Reproduce each line that includes the word "затвердженої".
Dataset start
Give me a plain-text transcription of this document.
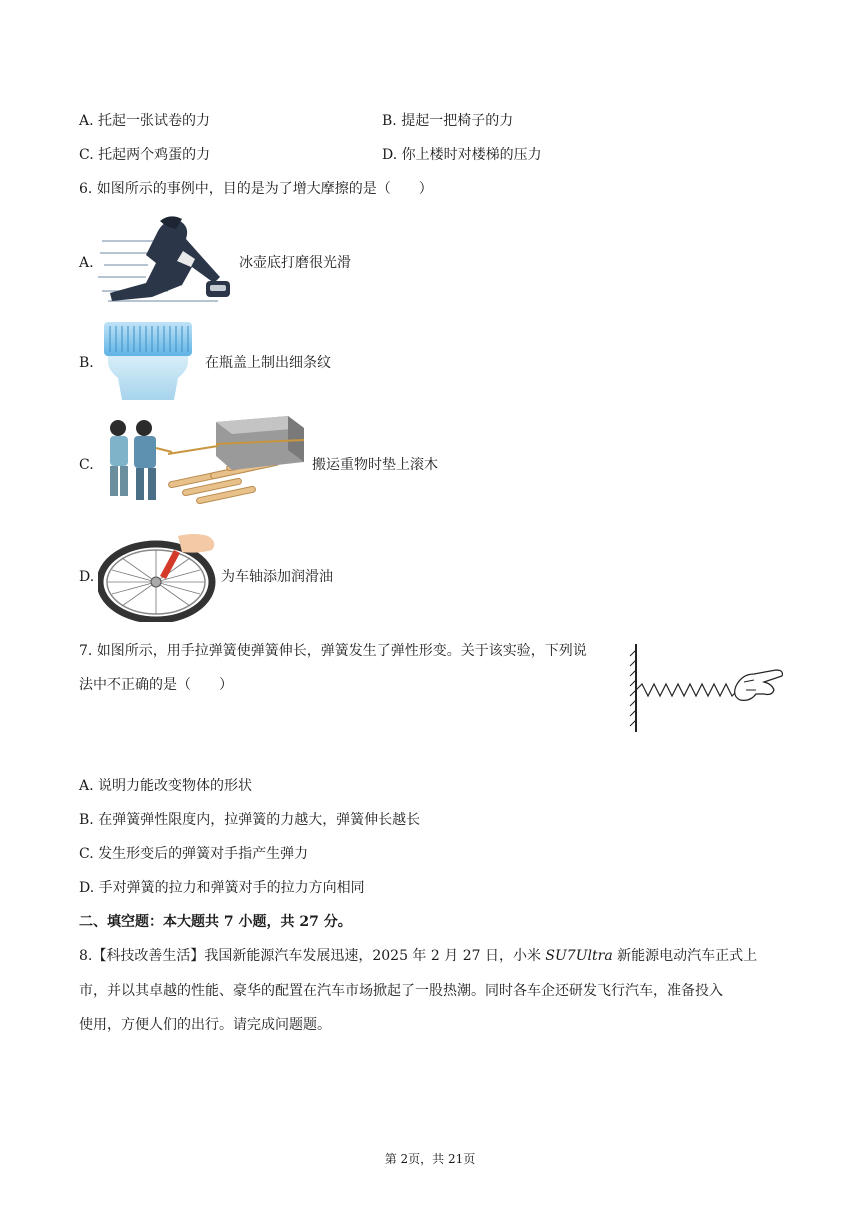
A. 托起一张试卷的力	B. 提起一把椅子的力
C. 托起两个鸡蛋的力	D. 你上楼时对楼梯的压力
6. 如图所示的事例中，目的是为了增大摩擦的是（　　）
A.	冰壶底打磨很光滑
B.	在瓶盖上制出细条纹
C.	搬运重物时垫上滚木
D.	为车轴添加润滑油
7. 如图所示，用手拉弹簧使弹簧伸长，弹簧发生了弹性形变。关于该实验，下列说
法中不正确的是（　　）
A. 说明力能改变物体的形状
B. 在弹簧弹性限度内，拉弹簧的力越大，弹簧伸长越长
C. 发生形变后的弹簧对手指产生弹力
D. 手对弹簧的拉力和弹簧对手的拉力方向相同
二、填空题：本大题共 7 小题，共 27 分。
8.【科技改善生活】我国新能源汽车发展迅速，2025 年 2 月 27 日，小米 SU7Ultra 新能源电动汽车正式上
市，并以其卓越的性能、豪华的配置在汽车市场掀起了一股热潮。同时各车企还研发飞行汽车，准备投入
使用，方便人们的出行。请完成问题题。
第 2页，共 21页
Dataset end
Dataset start
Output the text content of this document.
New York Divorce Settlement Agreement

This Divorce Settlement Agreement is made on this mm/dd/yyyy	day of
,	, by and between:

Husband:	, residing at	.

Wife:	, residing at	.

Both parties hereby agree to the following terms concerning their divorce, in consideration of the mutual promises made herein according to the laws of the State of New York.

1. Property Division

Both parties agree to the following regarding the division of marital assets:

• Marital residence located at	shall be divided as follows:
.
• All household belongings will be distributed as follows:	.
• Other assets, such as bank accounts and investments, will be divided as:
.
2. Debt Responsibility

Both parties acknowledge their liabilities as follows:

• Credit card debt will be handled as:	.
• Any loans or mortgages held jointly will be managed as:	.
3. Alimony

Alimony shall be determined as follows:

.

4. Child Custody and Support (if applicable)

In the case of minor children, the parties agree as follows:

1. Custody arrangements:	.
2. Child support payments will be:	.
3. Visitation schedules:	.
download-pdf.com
Dataset end
Dataset start
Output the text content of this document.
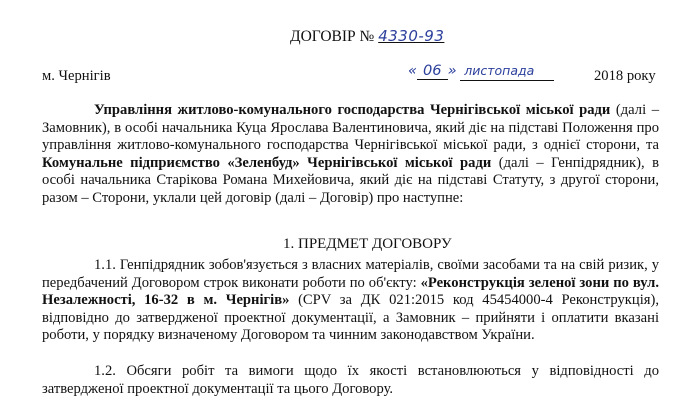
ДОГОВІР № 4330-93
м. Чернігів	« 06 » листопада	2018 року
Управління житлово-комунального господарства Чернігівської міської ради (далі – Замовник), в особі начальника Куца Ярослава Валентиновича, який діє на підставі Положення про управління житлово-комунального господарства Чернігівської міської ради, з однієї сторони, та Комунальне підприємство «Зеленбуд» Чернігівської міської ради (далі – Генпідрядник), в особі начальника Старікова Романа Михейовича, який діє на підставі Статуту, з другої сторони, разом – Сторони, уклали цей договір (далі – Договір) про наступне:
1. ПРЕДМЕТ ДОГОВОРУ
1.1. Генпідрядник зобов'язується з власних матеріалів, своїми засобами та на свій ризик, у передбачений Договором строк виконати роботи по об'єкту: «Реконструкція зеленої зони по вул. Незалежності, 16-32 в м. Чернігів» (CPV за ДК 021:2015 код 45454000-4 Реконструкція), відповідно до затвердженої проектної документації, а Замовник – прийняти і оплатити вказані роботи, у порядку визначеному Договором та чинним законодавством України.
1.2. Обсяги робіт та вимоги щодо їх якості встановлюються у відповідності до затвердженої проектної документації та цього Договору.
Dataset end
▸ **Complete response**:
1.1. Генпідрядник зобов'язується з власних матеріалів, своїми засобами та на свій ризик, у передбачений Договором строк виконати роботи по об'єкту: «Реконструкція зеленої зони по вул. Незалежності, 16-32 в м. Чернігів» (CPV за ДК 021:2015 код 45454000-4 Реконструкція), відповідно до затвердженої проектної документації, а Замовник – прийняти і оплатити вказані роботи, у порядку визначеному Договором та чинним законодавством України.
1.2. Обсяги робіт та вимоги щодо їх якості встановлюються у відповідності до затвердженої проектної документації та цього Договору.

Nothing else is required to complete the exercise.